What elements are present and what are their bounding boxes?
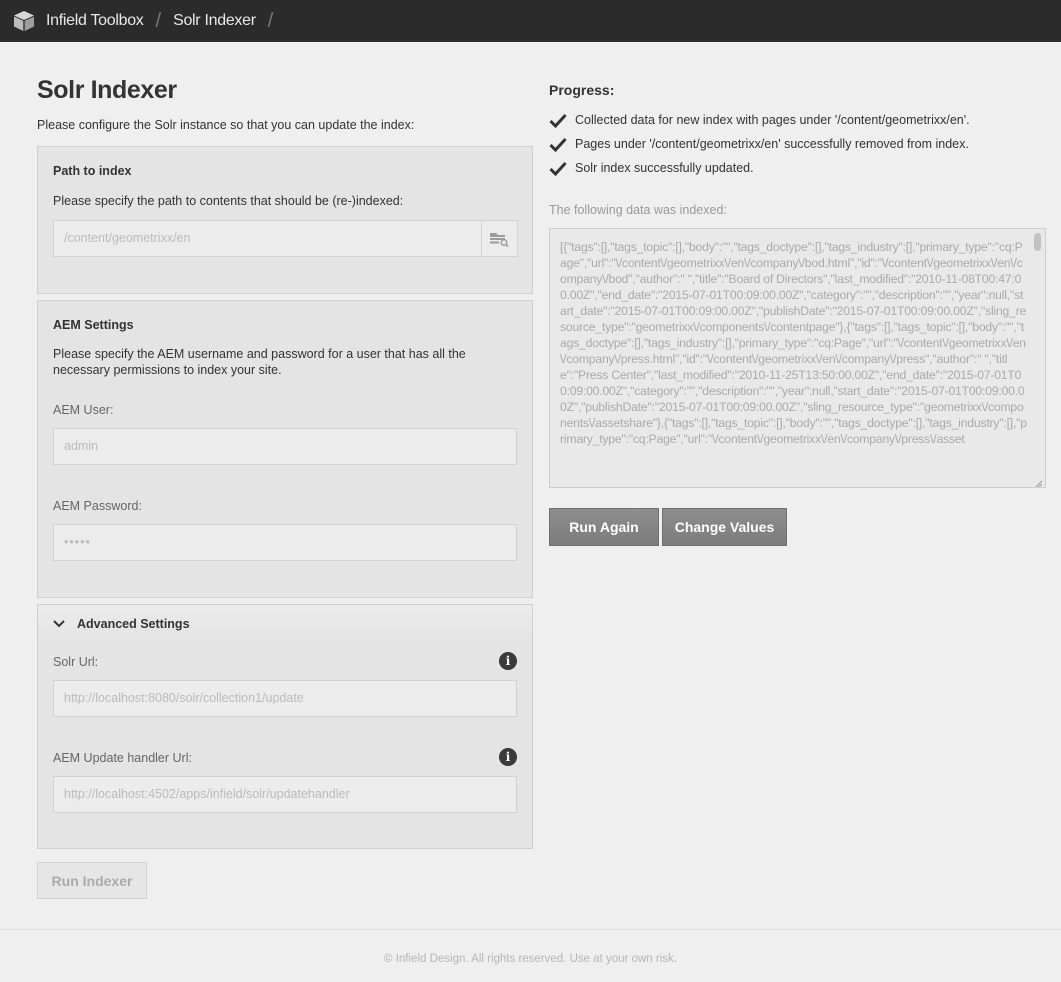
progress-item: Collected data for new index with pages …	[549, 112, 970, 128]
aem-settings-panel: AEM Settings Please specify the AEM user…	[37, 300, 533, 598]
textarea-scrollbar[interactable]	[1034, 233, 1041, 251]
browse-folder-button[interactable]	[481, 221, 517, 256]
advanced-settings-toggle[interactable]: Advanced Settings	[38, 605, 532, 643]
run-indexer-button[interactable]: Run Indexer	[37, 862, 147, 899]
aem-user-label: AEM User:	[53, 403, 114, 417]
panel-description: Please specify the AEM username and pass…	[53, 347, 466, 377]
intro-text: Please configure the Solr instance so th…	[37, 118, 415, 132]
change-values-button[interactable]: Change Values	[662, 508, 787, 546]
indexed-data-label: The following data was indexed:	[549, 203, 727, 217]
handler-url-input[interactable]: http://localhost:4502/apps/infield/solr/…	[53, 776, 517, 813]
handler-url-label: AEM Update handler Url:	[53, 751, 192, 765]
box-logo-icon[interactable]	[12, 9, 36, 33]
path-panel: Path to index Please specify the path to…	[37, 146, 533, 294]
info-icon[interactable]: i	[499, 652, 517, 670]
resize-handle-icon[interactable]	[1034, 476, 1043, 487]
checkmark-icon	[549, 160, 567, 176]
panel-title: Path to index	[53, 164, 132, 178]
panel-title: AEM Settings	[53, 318, 134, 332]
progress-item: Pages under '/content/geometrixx/en' suc…	[549, 136, 969, 152]
breadcrumb-page[interactable]: Solr Indexer	[173, 12, 256, 30]
path-input[interactable]: /content/geometrixx/en	[54, 221, 482, 256]
advanced-settings-title: Advanced Settings	[77, 617, 190, 631]
indexed-data-textarea[interactable]: [{"tags":[],"tags_topic":[],"body":"","t…	[549, 228, 1046, 488]
solr-url-label: Solr Url:	[53, 655, 99, 669]
run-again-button[interactable]: Run Again	[549, 508, 659, 546]
aem-password-label: AEM Password:	[53, 499, 142, 513]
top-bar: Infield Toolbox / Solr Indexer /	[0, 0, 1061, 42]
panel-description: Please specify the path to contents that…	[53, 194, 404, 208]
progress-item-text: Collected data for new index with pages …	[575, 113, 970, 127]
chevron-down-icon	[53, 617, 67, 631]
folder-search-icon	[490, 232, 509, 247]
breadcrumb-separator: /	[267, 9, 274, 32]
indexed-data-text: [{"tags":[],"tags_topic":[],"body":"","t…	[560, 240, 1027, 446]
checkmark-icon	[549, 136, 567, 152]
progress-item-text: Solr index successfully updated.	[575, 161, 754, 175]
page-title: Solr Indexer	[37, 76, 177, 104]
breadcrumb-separator: /	[155, 9, 162, 32]
footer-divider	[0, 929, 1061, 930]
breadcrumb-app[interactable]: Infield Toolbox	[46, 12, 144, 30]
footer-text: © Infield Design. All rights reserved. U…	[384, 953, 677, 965]
path-field: /content/geometrixx/en	[53, 220, 518, 257]
progress-item-text: Pages under '/content/geometrixx/en' suc…	[575, 137, 969, 151]
progress-title: Progress:	[549, 82, 615, 98]
solr-url-input[interactable]: http://localhost:8080/solr/collection1/u…	[53, 680, 517, 717]
checkmark-icon	[549, 112, 567, 128]
info-icon[interactable]: i	[499, 748, 517, 766]
aem-password-input[interactable]: •••••	[53, 524, 517, 561]
advanced-settings-panel: Advanced Settings Solr Url: i http://loc…	[37, 604, 533, 849]
aem-user-input[interactable]: admin	[53, 428, 517, 465]
progress-item: Solr index successfully updated.	[549, 160, 754, 176]
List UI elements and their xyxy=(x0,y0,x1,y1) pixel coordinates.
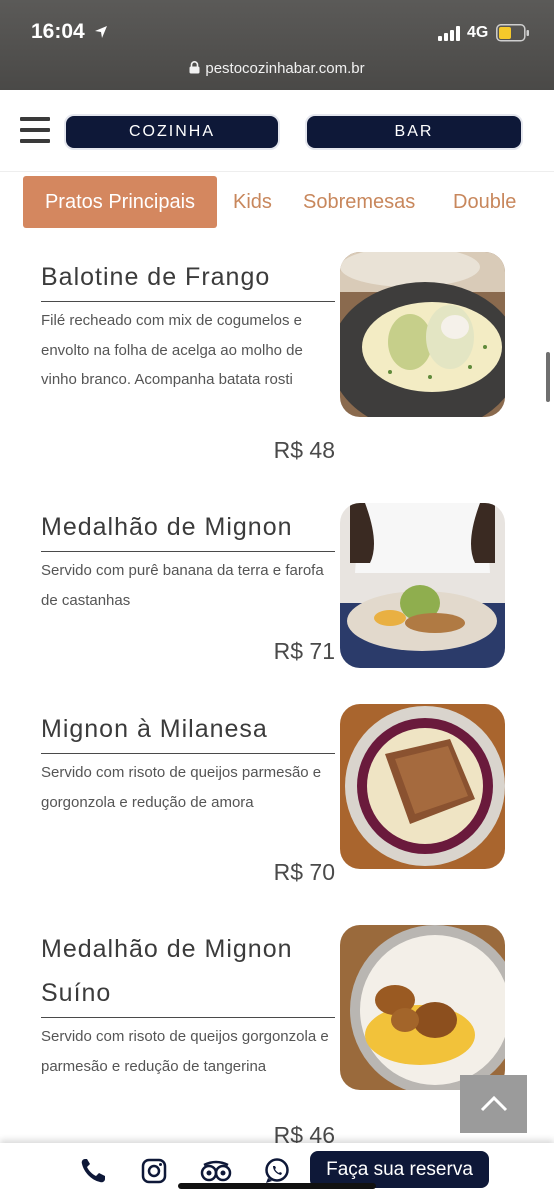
tripadvisor-icon[interactable] xyxy=(200,1157,232,1185)
back-to-top-button[interactable] xyxy=(460,1075,527,1133)
phone-icon[interactable] xyxy=(79,1157,107,1185)
hamburger-icon[interactable] xyxy=(20,117,50,145)
dish-divider xyxy=(41,551,335,552)
instagram-icon[interactable] xyxy=(140,1157,168,1185)
dish-title: Medalhão de Mignon xyxy=(41,513,293,541)
status-time: 16:04 xyxy=(31,20,85,43)
signal-icon xyxy=(438,26,460,41)
dish-divider xyxy=(41,301,335,302)
dish-title: Suíno xyxy=(41,979,112,1007)
dish-photo[interactable] xyxy=(340,925,505,1090)
dish-description: Filé recheado com mix de cogumelos e env… xyxy=(41,312,303,388)
location-arrow-icon xyxy=(95,26,107,38)
url-bar[interactable]: pestocozinhabar.com.br xyxy=(0,60,554,77)
dish-divider xyxy=(41,753,335,754)
category-double[interactable]: Double xyxy=(453,176,516,228)
dish-photo[interactable] xyxy=(340,704,505,869)
dish-title: Balotine de Frango xyxy=(41,263,271,291)
url-text: pestocozinhabar.com.br xyxy=(205,60,365,77)
dish-photo[interactable] xyxy=(340,252,505,417)
scrollbar[interactable] xyxy=(546,352,550,402)
dish-price: R$ 70 xyxy=(273,859,335,885)
dish-description: Servido com purê banana da terra e farof… xyxy=(41,562,324,609)
dish-description: Servido com risoto de queijos parmesão e… xyxy=(41,764,322,811)
status-bar: 16:04 4G pestocozinhabar.com.br xyxy=(0,0,554,90)
category-pratos-principais[interactable]: Pratos Principais xyxy=(23,176,217,228)
dish-description: Servido com risoto de queijos gorgonzola… xyxy=(41,1028,329,1075)
battery-icon xyxy=(496,24,529,42)
category-sobremesas[interactable]: Sobremesas xyxy=(303,176,415,228)
network-type: 4G xyxy=(467,24,489,41)
screen: 16:04 4G pestocozinhabar.com.br COZINHA … xyxy=(0,0,554,1200)
whatsapp-icon[interactable] xyxy=(263,1157,291,1185)
dish-price: R$ 71 xyxy=(273,638,335,664)
dish-title: Mignon à Milanesa xyxy=(41,715,268,743)
dish-photo[interactable] xyxy=(340,503,505,668)
dish-divider xyxy=(41,1017,335,1018)
lock-icon xyxy=(189,61,200,74)
dish-title: Medalhão de Mignon xyxy=(41,935,293,963)
home-indicator xyxy=(178,1183,376,1189)
category-kids[interactable]: Kids xyxy=(233,176,272,228)
dish-price: R$ 48 xyxy=(273,437,335,463)
tab-bar[interactable]: BAR xyxy=(307,116,521,148)
chevron-up-icon xyxy=(480,1095,508,1112)
tab-cozinha[interactable]: COZINHA xyxy=(66,116,278,148)
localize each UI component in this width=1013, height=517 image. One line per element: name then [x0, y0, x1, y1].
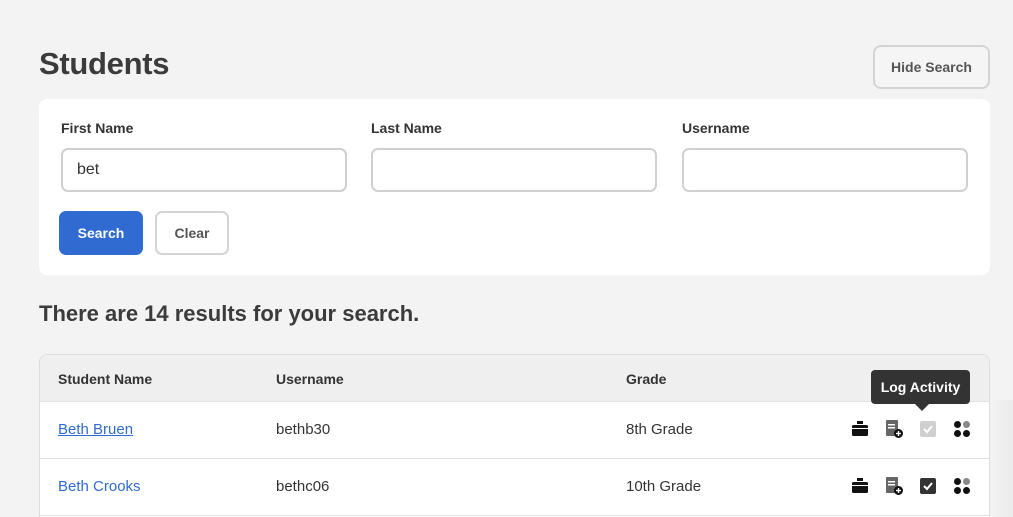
student-grade: 8th Grade: [626, 421, 693, 438]
checkbox-icon[interactable]: [918, 476, 938, 496]
last-name-field: Last Name: [371, 120, 657, 192]
last-name-label: Last Name: [371, 120, 442, 136]
dots-grid-icon[interactable]: [952, 419, 972, 439]
page-title: Students: [39, 46, 170, 81]
column-header-username: Username: [276, 371, 344, 387]
dots-grid-icon[interactable]: [952, 476, 972, 496]
add-document-icon[interactable]: [884, 476, 904, 496]
student-name-link[interactable]: Beth Crooks: [58, 478, 141, 495]
last-name-input[interactable]: [371, 148, 657, 192]
student-name-link[interactable]: Beth Bruen: [58, 421, 133, 438]
first-name-input[interactable]: [61, 148, 347, 192]
first-name-label: First Name: [61, 120, 134, 136]
first-name-field: First Name: [61, 120, 347, 192]
search-button[interactable]: Search: [59, 211, 143, 255]
column-header-student-name: Student Name: [58, 371, 153, 387]
log-activity-tooltip: Log Activity: [871, 370, 970, 411]
username-field: Username: [682, 120, 968, 192]
add-document-icon[interactable]: [884, 419, 904, 439]
students-table: Student Name Username Grade Beth Bruen b…: [39, 354, 990, 517]
search-panel: First Name Last Name Username Search Cle…: [39, 99, 990, 275]
username-label: Username: [682, 120, 750, 136]
username-input[interactable]: [682, 148, 968, 192]
hide-search-button[interactable]: Hide Search: [873, 45, 990, 89]
scroll-shadow: [987, 400, 1013, 517]
column-header-grade: Grade: [626, 371, 667, 387]
checkbox-icon[interactable]: [918, 419, 938, 439]
briefcase-icon[interactable]: [850, 476, 870, 496]
student-grade: 10th Grade: [626, 478, 702, 495]
clear-button[interactable]: Clear: [155, 211, 229, 255]
student-username: bethb30: [276, 421, 331, 438]
table-header: Student Name Username Grade: [40, 355, 989, 402]
row-actions: [850, 419, 972, 439]
row-actions: [850, 476, 972, 496]
briefcase-icon[interactable]: [850, 419, 870, 439]
table-row: Beth Bruen bethb30 8th Grade: [40, 402, 989, 459]
student-username: bethc06: [276, 478, 330, 495]
table-row: Beth Crooks bethc06 10th Grade: [40, 459, 989, 516]
results-summary: There are 14 results for your search.: [39, 301, 420, 326]
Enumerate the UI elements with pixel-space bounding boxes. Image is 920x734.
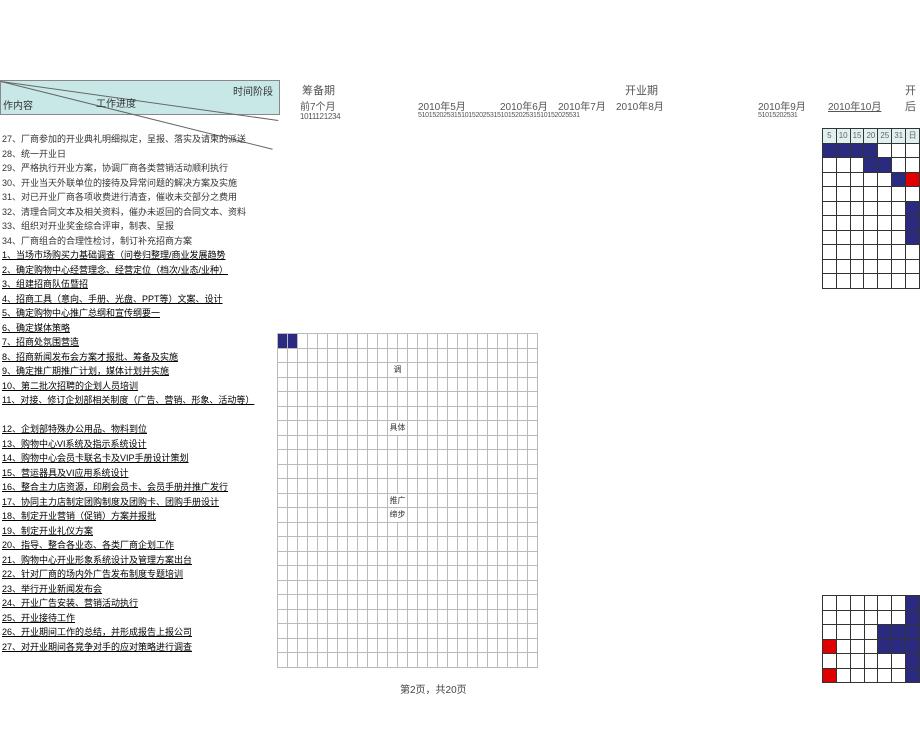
phase-prep: 筹备期 (302, 82, 335, 98)
task-row: 32、清理合同文本及相关资料，催办未返回的合同文本、资料 (0, 205, 280, 220)
task-row: 19、制定开业礼仪方案 (0, 524, 280, 539)
header-diagonal-box: 时间阶段 工作进度 作内容 (0, 80, 280, 115)
task-row: 4、招商工具（意向、手册、光盘、PPT等）文案、设计 (0, 292, 280, 307)
task-row: 15、营运器具及VI应用系统设计 (0, 466, 280, 481)
task-row: 30、开业当天外联单位的接待及异常问题的解决方案及实施 (0, 176, 280, 191)
task-row: 12、企划部特殊办公用品、物料到位 (0, 422, 280, 437)
task-row: 14、购物中心会员卡联名卡及VIP手册设计策划 (0, 451, 280, 466)
task-row: 22、针对厂商的场内外广告发布制度专题培训 (0, 567, 280, 582)
task-row: 25、开业接待工作 (0, 611, 280, 626)
label-oct: 2010年10月 (828, 98, 881, 113)
task-row: 7、招商处氛围营造 (0, 335, 280, 350)
task-row: 20、指导、整合各业态、各类厂商企划工作 (0, 538, 280, 553)
task-row: 3、组建招商队伍暨招 (0, 277, 280, 292)
gantt-grid-left: 调具体推广缔步 (277, 333, 539, 668)
task-row: 27、对开业期间各竞争对手的应对策略进行调查 (0, 640, 280, 655)
task-row: 29、严格执行开业方案，协调厂商各类营销活动顺利执行 (0, 161, 280, 176)
label-work-progress: 工作进度 (96, 95, 136, 110)
task-row: 34、厂商组合的合理性检讨，制订补充招商方案 (0, 234, 280, 249)
task-row: 23、举行开业新闻发布会 (0, 582, 280, 597)
task-row: 5、确定购物中心推广总纲和宣传纲要一 (0, 306, 280, 321)
gantt-grid-right-bottom (822, 595, 920, 683)
label-time-phase: 时间阶段 (233, 83, 273, 98)
task-row: 28、统一开业日 (0, 147, 280, 162)
page-footer: 第2页，共20页 (400, 681, 467, 696)
label-sep: 2010年9月 (758, 98, 806, 113)
task-row: 33、组织对开业奖金综合评审，制表、呈报 (0, 219, 280, 234)
task-row: 31、对已开业厂商各项收费进行清查，催收未交部分之费用 (0, 190, 280, 205)
task-row: 10、第二批次招聘的企划人员培训 (0, 379, 280, 394)
phase-after-1: 开 (905, 82, 916, 98)
task-row: 13、购物中心VI系统及指示系统设计 (0, 437, 280, 452)
gantt-grid-right-top: 51015202531日 (822, 128, 920, 289)
task-row: 11、对接、修订企划部相关制度（广告、营销、形象、活动等） (0, 393, 280, 408)
task-row: 8、招商新闻发布会方案才报批、筹备及实施 (0, 350, 280, 365)
task-row: 2、确定购物中心经营理念、经营定位（档次/业态/业种） (0, 263, 280, 278)
task-row: 27、厂商参加的开业典礼明细拟定，呈报、落实及请柬的派送 (0, 132, 280, 147)
label-work-content: 作内容 (3, 97, 33, 112)
task-row: 9、确定推广期推广计划，媒体计划并实施 (0, 364, 280, 379)
task-list: 27、厂商参加的开业典礼明细拟定，呈报、落实及请柬的派送28、统一开业日29、严… (0, 132, 280, 654)
task-row: 18、制定开业营销（促销）方案并报批 (0, 509, 280, 524)
phase-after-2: 后 (905, 98, 916, 114)
task-row: 16、整合主力店资源，印刷会员卡、会员手册并推广发行 (0, 480, 280, 495)
task-row: 21、购物中心开业形象系统设计及管理方案出台 (0, 553, 280, 568)
task-row: 1、当场市场购买力基础调查（问卷归整理/商业发展趋势 (0, 248, 280, 263)
task-row: 24、开业广告安装、营销活动执行 (0, 596, 280, 611)
task-row: 6、确定媒体策略 (0, 321, 280, 336)
phase-open: 开业期 (625, 82, 658, 98)
task-row (0, 408, 280, 423)
task-row: 17、协同主力店制定团购制度及团购卡、团购手册设计 (0, 495, 280, 510)
task-row: 26、开业期间工作的总结，并形成报告上报公司 (0, 625, 280, 640)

==================================================

In the records above, convert everything from the line containing "phase-prep: 筹备期 (302, 82, 335, 98)" down to the line containing "label-oct: 2010年10月 (828, 98, 881, 113)", both included, into a JSON list of strings with one string per line and blank lines omitted.

[
  "phase-prep: 筹备期 (302, 82, 335, 98)",
  "task-row: 32、清理合同文本及相关资料，催办未返回的合同文本、资料 (0, 205, 280, 220)",
  "task-row: 19、制定开业礼仪方案 (0, 524, 280, 539)",
  "header-diagonal-box: 时间阶段 工作进度 作内容 (0, 80, 280, 115)",
  "task-row: 4、招商工具（意向、手册、光盘、PPT等）文案、设计 (0, 292, 280, 307)",
  "task-row: 15、营运器具及VI应用系统设计 (0, 466, 280, 481)",
  "task-row: 30、开业当天外联单位的接待及异常问题的解决方案及实施 (0, 176, 280, 191)",
  "task-row: 12、企划部特殊办公用品、物料到位 (0, 422, 280, 437)",
  "task-row: 14、购物中心会员卡联名卡及VIP手册设计策划 (0, 451, 280, 466)",
  "task-row: 22、针对厂商的场内外广告发布制度专题培训 (0, 567, 280, 582)",
  "task-row: 25、开业接待工作 (0, 611, 280, 626)",
  "label-oct: 2010年10月 (828, 98, 881, 113)"
]